--- Stored data ---
■ ■ ■ ■ ■ ■ ■
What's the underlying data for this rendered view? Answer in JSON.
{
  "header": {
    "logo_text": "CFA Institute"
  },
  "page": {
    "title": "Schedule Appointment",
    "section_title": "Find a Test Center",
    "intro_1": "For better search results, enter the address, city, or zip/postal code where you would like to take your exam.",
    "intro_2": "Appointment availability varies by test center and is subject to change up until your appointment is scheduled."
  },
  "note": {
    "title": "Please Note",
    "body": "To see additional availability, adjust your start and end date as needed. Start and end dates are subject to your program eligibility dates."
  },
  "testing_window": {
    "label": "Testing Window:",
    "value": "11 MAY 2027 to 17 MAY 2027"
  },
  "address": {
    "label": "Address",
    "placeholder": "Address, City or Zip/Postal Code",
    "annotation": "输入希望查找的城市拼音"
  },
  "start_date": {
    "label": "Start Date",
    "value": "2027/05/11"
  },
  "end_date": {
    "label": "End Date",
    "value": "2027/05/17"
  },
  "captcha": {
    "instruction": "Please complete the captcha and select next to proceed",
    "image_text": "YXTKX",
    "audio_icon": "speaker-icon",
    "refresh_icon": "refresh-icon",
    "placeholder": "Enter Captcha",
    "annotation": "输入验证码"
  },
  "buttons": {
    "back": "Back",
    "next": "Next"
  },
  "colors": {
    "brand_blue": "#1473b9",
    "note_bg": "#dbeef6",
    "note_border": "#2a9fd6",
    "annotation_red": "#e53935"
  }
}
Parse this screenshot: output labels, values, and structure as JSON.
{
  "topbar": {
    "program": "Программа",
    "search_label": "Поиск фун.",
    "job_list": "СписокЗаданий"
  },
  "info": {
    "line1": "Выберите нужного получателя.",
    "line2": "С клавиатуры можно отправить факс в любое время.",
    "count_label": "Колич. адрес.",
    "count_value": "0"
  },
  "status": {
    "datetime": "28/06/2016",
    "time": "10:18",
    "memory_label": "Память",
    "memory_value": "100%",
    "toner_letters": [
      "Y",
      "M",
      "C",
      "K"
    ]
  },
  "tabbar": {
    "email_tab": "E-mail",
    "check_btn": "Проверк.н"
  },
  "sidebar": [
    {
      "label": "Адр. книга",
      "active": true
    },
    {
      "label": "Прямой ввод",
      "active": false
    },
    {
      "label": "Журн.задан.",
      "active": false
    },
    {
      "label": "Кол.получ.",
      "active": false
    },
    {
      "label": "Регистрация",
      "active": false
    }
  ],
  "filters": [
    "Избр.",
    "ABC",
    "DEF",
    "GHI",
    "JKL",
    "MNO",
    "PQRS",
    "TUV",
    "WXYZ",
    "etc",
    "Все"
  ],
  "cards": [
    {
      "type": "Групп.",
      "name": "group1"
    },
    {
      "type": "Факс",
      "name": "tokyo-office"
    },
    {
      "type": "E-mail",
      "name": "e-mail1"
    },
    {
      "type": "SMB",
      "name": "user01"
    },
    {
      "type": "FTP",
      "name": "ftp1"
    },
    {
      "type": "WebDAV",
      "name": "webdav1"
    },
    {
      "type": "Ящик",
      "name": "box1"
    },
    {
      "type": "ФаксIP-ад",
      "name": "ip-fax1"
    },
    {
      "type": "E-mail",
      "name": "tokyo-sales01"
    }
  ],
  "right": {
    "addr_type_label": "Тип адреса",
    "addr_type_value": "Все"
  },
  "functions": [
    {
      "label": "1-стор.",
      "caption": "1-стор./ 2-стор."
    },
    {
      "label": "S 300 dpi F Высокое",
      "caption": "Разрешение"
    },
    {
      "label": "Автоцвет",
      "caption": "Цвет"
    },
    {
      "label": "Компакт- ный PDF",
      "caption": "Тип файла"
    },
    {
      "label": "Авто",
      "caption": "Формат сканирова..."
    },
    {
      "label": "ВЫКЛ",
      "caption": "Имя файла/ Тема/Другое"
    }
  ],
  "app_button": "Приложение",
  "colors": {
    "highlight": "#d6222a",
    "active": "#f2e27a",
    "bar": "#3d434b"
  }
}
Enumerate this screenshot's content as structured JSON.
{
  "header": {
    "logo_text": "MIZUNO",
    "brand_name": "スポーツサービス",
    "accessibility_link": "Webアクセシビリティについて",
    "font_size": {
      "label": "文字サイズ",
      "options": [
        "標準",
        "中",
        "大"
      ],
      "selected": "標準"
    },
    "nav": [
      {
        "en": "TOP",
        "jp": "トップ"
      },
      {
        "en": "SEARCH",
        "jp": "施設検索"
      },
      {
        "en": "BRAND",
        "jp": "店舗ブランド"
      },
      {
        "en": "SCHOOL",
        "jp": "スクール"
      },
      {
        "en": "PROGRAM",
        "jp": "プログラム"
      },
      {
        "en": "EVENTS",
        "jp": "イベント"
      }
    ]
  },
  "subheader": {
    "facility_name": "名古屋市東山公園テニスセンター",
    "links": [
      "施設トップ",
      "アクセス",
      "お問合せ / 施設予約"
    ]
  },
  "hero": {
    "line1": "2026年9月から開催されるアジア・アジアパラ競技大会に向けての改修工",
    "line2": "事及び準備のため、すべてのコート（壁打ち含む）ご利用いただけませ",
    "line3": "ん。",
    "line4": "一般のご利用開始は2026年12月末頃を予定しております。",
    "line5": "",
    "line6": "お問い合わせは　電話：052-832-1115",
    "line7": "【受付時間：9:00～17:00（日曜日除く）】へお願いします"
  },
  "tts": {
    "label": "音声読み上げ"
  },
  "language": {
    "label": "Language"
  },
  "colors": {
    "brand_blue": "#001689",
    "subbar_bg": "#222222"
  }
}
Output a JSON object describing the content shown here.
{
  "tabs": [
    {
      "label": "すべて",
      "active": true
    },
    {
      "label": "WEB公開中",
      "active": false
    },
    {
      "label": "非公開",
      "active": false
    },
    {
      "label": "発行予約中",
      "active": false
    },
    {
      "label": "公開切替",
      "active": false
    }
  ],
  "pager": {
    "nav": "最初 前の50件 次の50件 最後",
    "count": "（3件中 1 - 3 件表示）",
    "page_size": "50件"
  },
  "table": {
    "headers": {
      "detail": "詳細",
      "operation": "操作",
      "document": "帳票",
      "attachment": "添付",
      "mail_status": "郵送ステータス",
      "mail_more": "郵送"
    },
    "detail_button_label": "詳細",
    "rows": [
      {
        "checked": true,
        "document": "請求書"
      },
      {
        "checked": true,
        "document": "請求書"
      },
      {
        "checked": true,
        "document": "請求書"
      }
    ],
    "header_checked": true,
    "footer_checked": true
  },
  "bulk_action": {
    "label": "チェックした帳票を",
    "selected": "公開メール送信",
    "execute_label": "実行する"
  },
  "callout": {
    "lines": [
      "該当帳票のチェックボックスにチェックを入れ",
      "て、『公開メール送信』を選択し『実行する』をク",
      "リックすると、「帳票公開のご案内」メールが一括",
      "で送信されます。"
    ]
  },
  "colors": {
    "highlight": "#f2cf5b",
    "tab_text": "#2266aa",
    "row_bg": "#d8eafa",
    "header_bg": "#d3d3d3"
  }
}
■ ■ ■ ■ ■ ■ ■
--- Directions ---
Each line with the string "next" in it needs to be found and copied.

--- The answer ---
    "instruction": "Please complete the captcha and select next to proceed",
    "next": "Next"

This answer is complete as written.